The answer should match the entries that follow exactly, except that no image appears in it.

### [DATASET ENTRIES]
---

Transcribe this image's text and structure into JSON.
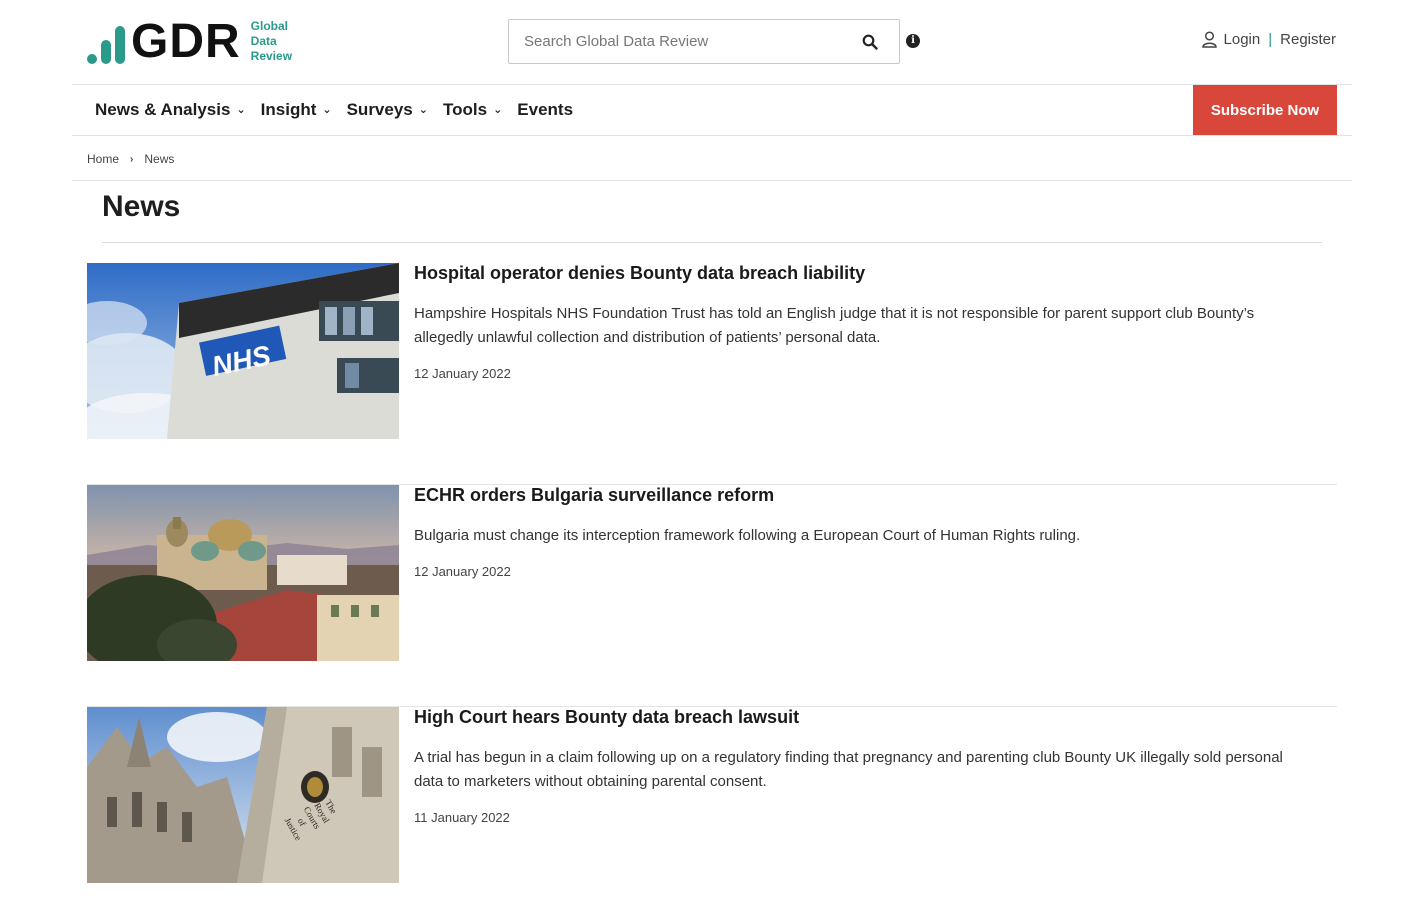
{
  "brand": {
    "logo_text": "GDR",
    "sub_lines": [
      "Global",
      "Data",
      "Review"
    ],
    "accent_color": "#2a9a8a"
  },
  "search": {
    "placeholder": "Search Global Data Review",
    "button_icon": "search-icon",
    "info_icon": "info-icon"
  },
  "account": {
    "login_label": "Login",
    "separator": "|",
    "register_label": "Register",
    "icon": "user-icon"
  },
  "nav": {
    "items": [
      {
        "label": "News & Analysis",
        "has_dropdown": true
      },
      {
        "label": "Insight",
        "has_dropdown": true
      },
      {
        "label": "Surveys",
        "has_dropdown": true
      },
      {
        "label": "Tools",
        "has_dropdown": true
      },
      {
        "label": "Events",
        "has_dropdown": false
      }
    ],
    "subscribe_label": "Subscribe Now",
    "subscribe_color": "#d9473b"
  },
  "breadcrumb": {
    "items": [
      "Home",
      "News"
    ]
  },
  "page": {
    "title": "News"
  },
  "articles": [
    {
      "headline": "Hospital operator denies Bounty data breach liability",
      "summary": "Hampshire Hospitals NHS Foundation Trust has told an English judge that it is not responsible for parent support club Bounty’s allegedly unlawful collection and distribution of patients’ personal data.",
      "date": "12 January 2022",
      "image_text": "NHS"
    },
    {
      "headline": "ECHR orders Bulgaria surveillance reform",
      "summary": "Bulgaria must change its interception framework following a European Court of Human Rights ruling.",
      "date": "12 January 2022"
    },
    {
      "headline": "High Court hears Bounty data breach lawsuit",
      "summary": "A trial has begun in a claim following up on a regulatory finding that pregnancy and parenting club Bounty UK illegally sold personal data to marketers without obtaining parental consent.",
      "date": "11 January 2022",
      "image_text": [
        "The",
        "Royal",
        "Courts",
        "of",
        "Justice"
      ]
    }
  ]
}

---

### [RESPONSE TO THIS TASK]
Transcribe this image's text and structure into JSON.
{
  "brand": {
    "logo_text": "GDR",
    "sub_lines": [
      "Global",
      "Data",
      "Review"
    ],
    "accent_color": "#2a9a8a"
  },
  "search": {
    "placeholder": "Search Global Data Review",
    "button_icon": "search-icon",
    "info_icon": "info-icon"
  },
  "account": {
    "login_label": "Login",
    "separator": "|",
    "register_label": "Register",
    "icon": "user-icon"
  },
  "nav": {
    "items": [
      {
        "label": "News & Analysis",
        "has_dropdown": true
      },
      {
        "label": "Insight",
        "has_dropdown": true
      },
      {
        "label": "Surveys",
        "has_dropdown": true
      },
      {
        "label": "Tools",
        "has_dropdown": true
      },
      {
        "label": "Events",
        "has_dropdown": false
      }
    ],
    "subscribe_label": "Subscribe Now",
    "subscribe_color": "#d9473b"
  },
  "breadcrumb": {
    "items": [
      "Home",
      "News"
    ]
  },
  "page": {
    "title": "News"
  },
  "articles": [
    {
      "headline": "Hospital operator denies Bounty data breach liability",
      "summary": "Hampshire Hospitals NHS Foundation Trust has told an English judge that it is not responsible for parent support club Bounty’s allegedly unlawful collection and distribution of patients’ personal data.",
      "date": "12 January 2022",
      "image_text": "NHS"
    },
    {
      "headline": "ECHR orders Bulgaria surveillance reform",
      "summary": "Bulgaria must change its interception framework following a European Court of Human Rights ruling.",
      "date": "12 January 2022"
    },
    {
      "headline": "High Court hears Bounty data breach lawsuit",
      "summary": "A trial has begun in a claim following up on a regulatory finding that pregnancy and parenting club Bounty UK illegally sold personal data to marketers without obtaining parental consent.",
      "date": "11 January 2022",
      "image_text": [
        "The",
        "Royal",
        "Courts",
        "of",
        "Justice"
      ]
    }
  ]
}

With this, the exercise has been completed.